***** LISTING

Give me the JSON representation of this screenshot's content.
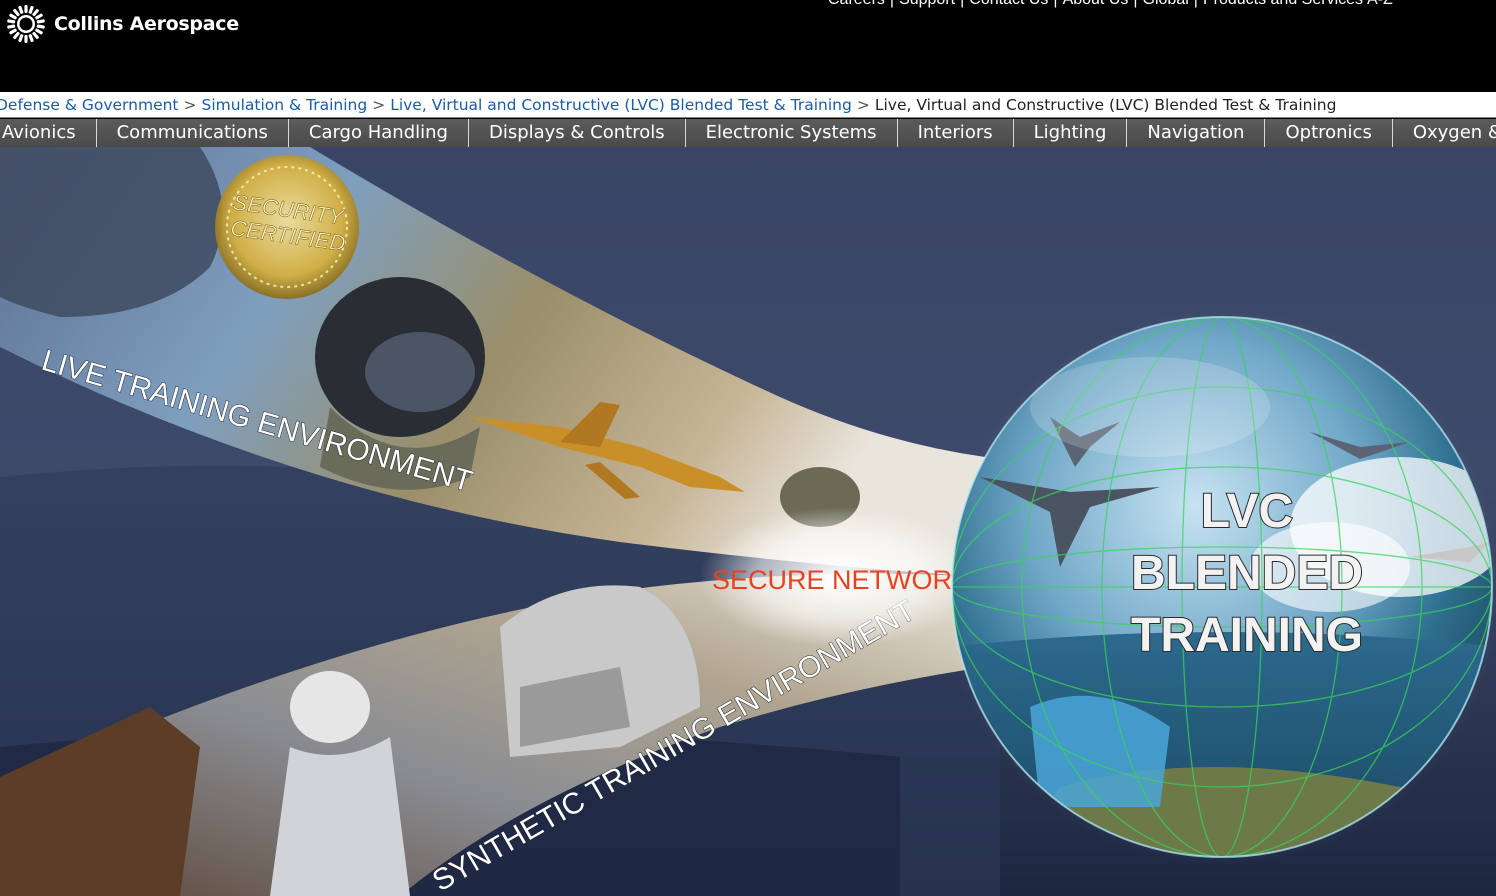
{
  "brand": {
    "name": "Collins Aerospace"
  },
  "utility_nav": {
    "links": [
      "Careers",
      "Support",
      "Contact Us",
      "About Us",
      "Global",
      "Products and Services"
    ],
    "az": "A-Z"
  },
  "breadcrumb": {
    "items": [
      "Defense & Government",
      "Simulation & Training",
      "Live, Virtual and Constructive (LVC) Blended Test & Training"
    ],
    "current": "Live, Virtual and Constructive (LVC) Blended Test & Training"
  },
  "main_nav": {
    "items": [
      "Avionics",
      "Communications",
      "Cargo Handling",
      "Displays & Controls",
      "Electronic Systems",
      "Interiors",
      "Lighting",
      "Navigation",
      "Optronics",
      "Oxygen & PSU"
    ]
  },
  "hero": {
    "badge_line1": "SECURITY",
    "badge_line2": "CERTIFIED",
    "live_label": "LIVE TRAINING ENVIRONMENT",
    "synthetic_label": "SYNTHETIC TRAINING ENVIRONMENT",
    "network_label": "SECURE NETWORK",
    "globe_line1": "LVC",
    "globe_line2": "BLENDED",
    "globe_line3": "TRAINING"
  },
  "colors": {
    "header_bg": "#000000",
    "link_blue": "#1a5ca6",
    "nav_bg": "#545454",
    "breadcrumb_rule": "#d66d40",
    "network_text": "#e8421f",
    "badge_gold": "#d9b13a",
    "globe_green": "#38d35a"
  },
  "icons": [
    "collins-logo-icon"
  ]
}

**********
***** LISTING

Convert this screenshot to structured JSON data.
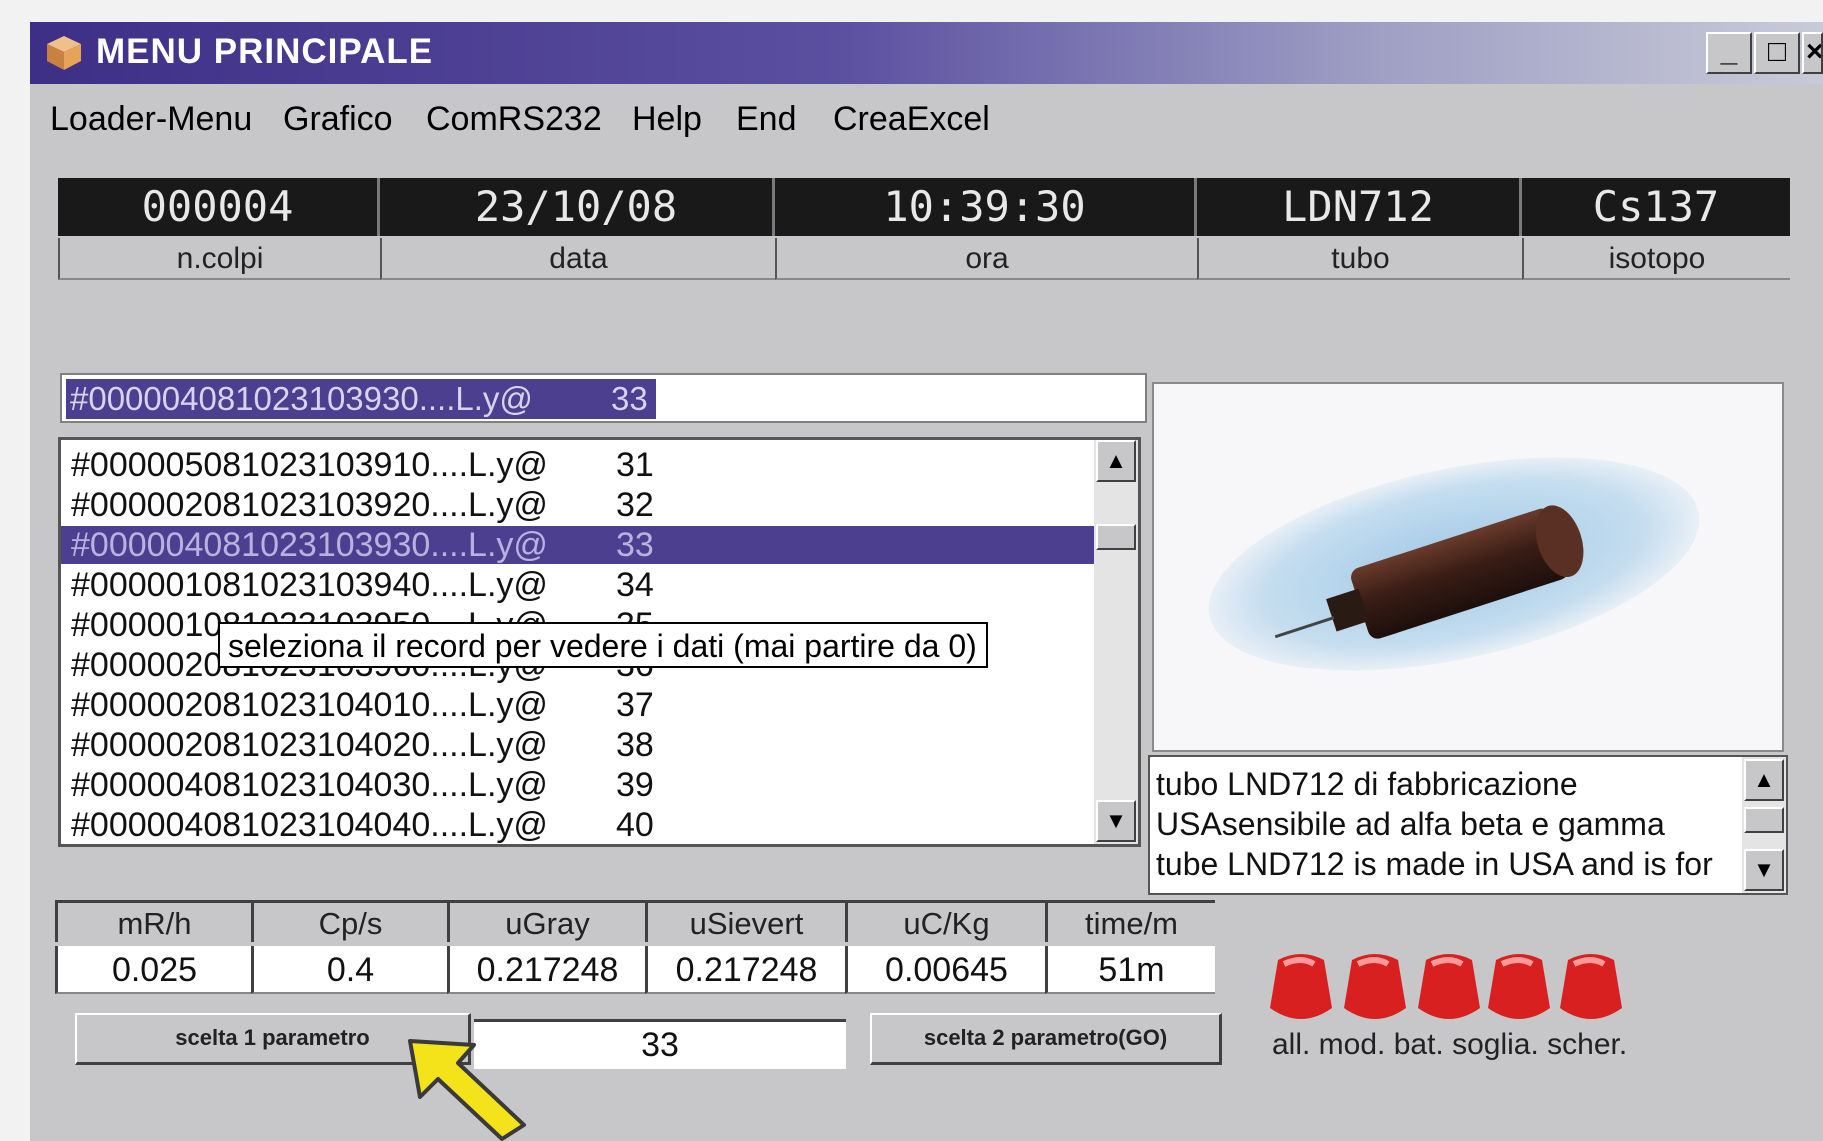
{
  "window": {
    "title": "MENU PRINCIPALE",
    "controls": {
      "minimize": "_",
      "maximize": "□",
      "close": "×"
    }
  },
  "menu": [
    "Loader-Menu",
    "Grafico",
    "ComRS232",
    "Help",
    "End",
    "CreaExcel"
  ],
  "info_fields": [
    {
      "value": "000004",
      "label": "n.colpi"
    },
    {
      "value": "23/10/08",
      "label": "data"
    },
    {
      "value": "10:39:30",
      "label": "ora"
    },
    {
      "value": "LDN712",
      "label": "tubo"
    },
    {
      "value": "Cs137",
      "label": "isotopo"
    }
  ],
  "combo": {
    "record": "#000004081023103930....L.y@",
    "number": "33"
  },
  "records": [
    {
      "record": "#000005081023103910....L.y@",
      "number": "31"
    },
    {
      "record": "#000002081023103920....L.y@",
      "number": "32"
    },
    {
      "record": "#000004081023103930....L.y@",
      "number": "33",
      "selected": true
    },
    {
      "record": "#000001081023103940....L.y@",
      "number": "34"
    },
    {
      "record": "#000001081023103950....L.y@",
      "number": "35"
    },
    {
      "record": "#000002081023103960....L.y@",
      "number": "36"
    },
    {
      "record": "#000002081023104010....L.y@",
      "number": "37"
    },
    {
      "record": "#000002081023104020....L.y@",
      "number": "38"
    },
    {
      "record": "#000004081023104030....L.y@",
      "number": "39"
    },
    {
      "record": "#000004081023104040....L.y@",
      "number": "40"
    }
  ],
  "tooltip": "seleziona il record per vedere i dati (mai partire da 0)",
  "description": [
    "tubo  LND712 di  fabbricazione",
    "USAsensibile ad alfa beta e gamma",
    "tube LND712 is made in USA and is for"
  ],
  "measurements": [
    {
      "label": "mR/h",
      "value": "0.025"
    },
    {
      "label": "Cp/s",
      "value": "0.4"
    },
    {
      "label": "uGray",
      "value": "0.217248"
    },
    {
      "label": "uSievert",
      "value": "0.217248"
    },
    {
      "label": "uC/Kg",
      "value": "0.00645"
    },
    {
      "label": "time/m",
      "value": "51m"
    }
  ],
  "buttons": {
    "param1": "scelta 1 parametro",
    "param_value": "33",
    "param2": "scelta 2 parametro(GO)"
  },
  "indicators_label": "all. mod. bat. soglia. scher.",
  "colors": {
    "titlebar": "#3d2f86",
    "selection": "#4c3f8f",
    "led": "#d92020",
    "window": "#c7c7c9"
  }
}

**********

YOUR INSTRUCTIONS:
Check each line of the records above for the string "this", and report every line that has it.

REPLY TO THE TASK:
Give me the JSON representation of this screenshot's content.
Convert this screenshot to structured JSON data.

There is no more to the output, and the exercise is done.